## SHORT EXERCISE
Only lines with the string "Минсоцразвития" matter here; gather them from the material below.

#### EXCERPTED RECORDS ####

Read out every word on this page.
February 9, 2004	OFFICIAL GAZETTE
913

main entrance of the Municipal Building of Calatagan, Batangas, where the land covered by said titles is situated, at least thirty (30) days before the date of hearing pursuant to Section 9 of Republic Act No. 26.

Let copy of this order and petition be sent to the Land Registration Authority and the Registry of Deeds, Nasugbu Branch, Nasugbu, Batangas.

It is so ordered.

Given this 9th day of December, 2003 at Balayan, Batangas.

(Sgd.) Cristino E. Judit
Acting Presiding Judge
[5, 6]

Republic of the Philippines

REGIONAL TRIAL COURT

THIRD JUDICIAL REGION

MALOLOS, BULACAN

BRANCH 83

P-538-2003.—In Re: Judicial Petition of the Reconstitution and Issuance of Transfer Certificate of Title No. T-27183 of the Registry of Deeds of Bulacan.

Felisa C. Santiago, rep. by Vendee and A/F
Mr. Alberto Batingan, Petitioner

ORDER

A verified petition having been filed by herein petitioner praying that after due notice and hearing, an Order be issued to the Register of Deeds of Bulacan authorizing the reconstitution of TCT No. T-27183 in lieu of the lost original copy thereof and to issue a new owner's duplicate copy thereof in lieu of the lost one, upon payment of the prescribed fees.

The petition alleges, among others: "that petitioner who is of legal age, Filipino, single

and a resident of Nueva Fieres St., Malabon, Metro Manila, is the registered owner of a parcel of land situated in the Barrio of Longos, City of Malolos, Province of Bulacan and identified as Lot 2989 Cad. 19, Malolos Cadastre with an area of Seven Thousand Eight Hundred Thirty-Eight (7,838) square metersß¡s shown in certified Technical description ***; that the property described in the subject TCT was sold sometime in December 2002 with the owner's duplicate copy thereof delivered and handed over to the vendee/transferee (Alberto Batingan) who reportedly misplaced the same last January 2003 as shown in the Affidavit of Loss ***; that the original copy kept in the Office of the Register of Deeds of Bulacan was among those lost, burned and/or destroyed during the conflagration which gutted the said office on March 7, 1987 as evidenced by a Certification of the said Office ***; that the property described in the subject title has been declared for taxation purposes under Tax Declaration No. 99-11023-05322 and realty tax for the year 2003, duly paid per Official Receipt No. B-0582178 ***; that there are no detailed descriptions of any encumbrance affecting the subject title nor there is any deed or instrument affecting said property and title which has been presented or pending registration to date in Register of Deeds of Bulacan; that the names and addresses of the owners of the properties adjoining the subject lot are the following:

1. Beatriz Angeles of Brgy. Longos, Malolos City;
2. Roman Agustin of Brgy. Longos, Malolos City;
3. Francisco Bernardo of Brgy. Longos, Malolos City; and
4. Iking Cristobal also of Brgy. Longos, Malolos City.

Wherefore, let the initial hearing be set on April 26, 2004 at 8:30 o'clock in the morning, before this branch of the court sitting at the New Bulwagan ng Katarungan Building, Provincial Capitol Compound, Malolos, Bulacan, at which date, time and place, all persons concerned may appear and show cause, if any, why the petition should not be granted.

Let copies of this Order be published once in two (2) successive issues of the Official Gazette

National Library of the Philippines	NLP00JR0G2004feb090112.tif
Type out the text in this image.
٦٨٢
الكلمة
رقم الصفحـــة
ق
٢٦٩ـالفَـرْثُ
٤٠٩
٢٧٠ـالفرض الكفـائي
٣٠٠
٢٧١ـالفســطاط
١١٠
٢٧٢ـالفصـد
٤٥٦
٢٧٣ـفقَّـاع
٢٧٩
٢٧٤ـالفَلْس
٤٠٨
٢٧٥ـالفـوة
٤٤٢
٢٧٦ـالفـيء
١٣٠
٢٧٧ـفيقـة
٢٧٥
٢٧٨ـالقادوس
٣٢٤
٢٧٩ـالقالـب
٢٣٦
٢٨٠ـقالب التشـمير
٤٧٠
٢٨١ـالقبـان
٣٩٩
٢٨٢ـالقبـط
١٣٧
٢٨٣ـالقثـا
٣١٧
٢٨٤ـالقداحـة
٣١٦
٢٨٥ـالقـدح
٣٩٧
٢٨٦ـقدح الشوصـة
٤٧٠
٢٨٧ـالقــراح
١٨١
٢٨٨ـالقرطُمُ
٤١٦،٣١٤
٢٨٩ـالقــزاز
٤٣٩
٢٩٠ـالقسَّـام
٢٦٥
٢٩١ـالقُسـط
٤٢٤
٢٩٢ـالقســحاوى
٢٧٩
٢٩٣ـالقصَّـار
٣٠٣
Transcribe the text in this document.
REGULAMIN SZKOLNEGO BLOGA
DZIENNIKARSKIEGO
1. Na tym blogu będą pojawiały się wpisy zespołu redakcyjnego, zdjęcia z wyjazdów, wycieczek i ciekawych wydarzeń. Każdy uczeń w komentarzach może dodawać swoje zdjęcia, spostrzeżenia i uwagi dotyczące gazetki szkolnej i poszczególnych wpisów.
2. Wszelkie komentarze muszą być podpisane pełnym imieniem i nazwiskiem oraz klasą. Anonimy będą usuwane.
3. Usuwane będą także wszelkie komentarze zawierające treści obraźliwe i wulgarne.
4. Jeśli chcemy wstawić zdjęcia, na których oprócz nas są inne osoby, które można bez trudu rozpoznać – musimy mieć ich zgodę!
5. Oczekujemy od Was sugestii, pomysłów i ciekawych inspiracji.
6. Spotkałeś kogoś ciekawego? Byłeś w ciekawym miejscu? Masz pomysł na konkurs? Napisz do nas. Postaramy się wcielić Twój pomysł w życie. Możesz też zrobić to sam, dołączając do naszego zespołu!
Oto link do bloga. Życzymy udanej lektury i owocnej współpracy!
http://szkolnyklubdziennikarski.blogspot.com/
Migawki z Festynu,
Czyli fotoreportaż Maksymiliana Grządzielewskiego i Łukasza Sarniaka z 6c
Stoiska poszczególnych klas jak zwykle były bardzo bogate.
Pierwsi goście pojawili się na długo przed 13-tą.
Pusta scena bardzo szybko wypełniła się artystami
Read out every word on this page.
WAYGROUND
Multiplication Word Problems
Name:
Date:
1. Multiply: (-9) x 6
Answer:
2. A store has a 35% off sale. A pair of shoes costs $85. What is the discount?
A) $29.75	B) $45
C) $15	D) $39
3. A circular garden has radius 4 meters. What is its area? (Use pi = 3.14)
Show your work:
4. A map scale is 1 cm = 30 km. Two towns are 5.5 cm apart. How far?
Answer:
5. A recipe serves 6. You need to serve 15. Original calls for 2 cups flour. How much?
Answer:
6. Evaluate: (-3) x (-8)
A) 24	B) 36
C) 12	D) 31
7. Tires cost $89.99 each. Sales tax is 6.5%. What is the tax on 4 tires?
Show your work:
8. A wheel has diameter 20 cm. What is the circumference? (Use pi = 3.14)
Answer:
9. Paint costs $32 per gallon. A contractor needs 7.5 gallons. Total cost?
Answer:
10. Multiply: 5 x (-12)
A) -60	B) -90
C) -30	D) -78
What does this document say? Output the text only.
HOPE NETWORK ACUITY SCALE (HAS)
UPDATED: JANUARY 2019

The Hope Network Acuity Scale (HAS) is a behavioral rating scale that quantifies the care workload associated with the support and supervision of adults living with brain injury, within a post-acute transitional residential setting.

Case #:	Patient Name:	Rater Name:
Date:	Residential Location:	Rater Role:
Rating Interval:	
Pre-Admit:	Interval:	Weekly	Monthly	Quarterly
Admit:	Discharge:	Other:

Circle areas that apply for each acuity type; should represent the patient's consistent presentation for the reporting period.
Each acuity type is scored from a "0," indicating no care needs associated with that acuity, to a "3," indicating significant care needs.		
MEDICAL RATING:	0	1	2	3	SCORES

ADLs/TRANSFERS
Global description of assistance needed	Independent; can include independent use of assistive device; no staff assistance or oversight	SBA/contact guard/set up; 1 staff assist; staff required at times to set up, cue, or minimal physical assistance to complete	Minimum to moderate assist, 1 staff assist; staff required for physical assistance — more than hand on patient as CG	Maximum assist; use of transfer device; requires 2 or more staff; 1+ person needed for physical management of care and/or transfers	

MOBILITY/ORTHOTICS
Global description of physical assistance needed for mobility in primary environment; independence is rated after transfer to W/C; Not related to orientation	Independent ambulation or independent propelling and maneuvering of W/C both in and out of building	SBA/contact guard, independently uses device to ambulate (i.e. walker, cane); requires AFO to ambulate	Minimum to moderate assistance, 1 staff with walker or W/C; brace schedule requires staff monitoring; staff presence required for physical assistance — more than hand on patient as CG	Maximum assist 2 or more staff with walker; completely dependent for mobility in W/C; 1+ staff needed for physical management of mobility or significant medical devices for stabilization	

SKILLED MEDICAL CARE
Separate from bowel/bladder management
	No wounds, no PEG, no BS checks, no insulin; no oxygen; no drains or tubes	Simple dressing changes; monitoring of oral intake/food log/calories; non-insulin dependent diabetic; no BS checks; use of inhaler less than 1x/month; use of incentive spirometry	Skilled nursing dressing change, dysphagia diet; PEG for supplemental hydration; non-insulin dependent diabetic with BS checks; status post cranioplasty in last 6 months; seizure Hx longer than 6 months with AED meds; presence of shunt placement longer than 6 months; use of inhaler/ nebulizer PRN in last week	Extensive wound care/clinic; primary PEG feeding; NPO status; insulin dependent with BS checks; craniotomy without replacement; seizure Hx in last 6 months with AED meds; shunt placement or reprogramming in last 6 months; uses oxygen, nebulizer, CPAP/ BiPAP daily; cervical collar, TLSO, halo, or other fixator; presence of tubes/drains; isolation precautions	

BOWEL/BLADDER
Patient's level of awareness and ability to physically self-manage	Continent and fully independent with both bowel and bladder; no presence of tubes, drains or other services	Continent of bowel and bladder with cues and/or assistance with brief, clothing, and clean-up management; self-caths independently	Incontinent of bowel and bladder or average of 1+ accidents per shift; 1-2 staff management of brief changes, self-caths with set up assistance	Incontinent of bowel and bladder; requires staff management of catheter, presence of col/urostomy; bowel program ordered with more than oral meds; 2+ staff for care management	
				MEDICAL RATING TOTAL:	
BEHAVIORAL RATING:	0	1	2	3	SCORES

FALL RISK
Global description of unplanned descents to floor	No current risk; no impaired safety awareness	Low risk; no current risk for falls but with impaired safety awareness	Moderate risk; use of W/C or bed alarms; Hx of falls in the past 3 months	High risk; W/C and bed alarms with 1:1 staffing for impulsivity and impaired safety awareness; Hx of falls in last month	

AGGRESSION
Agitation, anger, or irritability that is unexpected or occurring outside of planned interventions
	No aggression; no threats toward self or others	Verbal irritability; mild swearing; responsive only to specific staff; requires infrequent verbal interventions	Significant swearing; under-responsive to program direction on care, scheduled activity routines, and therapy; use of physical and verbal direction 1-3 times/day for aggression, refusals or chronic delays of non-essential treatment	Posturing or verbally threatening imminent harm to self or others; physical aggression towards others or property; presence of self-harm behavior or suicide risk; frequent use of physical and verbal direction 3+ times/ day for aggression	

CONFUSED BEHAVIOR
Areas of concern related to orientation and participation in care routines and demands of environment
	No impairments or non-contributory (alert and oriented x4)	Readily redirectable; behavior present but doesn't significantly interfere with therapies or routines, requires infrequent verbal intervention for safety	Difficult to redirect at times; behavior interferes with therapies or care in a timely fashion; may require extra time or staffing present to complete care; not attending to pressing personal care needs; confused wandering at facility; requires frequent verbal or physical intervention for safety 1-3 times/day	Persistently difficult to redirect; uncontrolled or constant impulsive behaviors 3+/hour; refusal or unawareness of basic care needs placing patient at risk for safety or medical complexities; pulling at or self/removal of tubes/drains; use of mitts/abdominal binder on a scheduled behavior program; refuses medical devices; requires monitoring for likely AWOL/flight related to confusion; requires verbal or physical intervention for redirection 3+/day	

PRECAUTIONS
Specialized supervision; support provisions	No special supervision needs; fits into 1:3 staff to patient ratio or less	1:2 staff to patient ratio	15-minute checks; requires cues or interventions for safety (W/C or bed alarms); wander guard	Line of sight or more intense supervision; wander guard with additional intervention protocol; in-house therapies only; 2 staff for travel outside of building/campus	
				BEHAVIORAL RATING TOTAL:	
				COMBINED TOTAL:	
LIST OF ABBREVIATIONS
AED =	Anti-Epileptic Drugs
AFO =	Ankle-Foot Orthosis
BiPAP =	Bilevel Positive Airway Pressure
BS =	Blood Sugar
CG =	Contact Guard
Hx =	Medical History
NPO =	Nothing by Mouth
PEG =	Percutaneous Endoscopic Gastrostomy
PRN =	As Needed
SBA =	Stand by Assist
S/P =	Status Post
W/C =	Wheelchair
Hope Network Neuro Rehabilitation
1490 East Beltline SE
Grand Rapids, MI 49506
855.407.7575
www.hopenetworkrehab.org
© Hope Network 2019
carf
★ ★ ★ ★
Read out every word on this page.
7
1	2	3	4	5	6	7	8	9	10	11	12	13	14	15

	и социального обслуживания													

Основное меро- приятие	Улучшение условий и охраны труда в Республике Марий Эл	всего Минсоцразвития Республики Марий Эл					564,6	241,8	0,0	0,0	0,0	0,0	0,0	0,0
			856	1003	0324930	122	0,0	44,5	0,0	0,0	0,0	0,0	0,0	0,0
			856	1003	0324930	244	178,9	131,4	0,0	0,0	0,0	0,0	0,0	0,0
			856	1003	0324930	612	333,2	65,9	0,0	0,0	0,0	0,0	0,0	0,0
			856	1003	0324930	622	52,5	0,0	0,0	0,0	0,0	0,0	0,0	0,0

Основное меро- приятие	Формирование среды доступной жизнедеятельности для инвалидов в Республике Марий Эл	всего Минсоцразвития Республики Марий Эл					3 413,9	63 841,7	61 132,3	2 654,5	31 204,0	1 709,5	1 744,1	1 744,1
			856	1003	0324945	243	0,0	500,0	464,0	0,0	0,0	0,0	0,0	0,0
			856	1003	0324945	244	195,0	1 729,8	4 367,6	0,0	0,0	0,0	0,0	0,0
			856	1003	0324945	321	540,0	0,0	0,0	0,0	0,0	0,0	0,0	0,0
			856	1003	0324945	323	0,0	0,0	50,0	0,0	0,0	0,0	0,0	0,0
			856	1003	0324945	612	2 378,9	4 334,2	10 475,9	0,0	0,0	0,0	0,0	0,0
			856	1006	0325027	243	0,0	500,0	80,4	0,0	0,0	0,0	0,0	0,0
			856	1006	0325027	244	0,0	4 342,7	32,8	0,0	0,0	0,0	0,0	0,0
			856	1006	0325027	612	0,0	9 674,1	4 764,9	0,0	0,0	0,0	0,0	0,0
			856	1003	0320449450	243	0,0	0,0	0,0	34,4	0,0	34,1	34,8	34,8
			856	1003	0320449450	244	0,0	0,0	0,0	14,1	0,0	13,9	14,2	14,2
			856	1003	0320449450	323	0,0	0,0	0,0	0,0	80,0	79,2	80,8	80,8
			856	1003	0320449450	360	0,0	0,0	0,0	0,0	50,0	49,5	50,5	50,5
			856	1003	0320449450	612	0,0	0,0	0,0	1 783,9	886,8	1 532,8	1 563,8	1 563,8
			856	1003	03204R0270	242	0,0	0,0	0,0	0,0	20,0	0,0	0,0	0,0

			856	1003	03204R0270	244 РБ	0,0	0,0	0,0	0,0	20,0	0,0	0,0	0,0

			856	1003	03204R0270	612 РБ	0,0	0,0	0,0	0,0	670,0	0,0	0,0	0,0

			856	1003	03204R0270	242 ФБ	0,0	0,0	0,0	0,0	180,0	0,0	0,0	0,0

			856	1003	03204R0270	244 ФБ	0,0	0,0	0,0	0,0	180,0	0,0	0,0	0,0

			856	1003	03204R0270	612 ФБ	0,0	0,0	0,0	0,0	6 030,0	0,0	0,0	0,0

####

## EXERCISE RESPONSE
Основное меро- приятие	Улучшение условий и охраны труда в Республике Марий Эл	всего Минсоцразвития Республики Марий Эл					564,6	241,8	0,0	0,0	0,0	0,0	0,0	0,0
Основное меро- приятие	Формирование среды доступной жизнедеятельности для инвалидов в Республике Марий Эл	всего Минсоцразвития Республики Марий Эл					3 413,9	63 841,7	61 132,3	2 654,5	31 204,0	1 709,5	1 744,1	1 744,1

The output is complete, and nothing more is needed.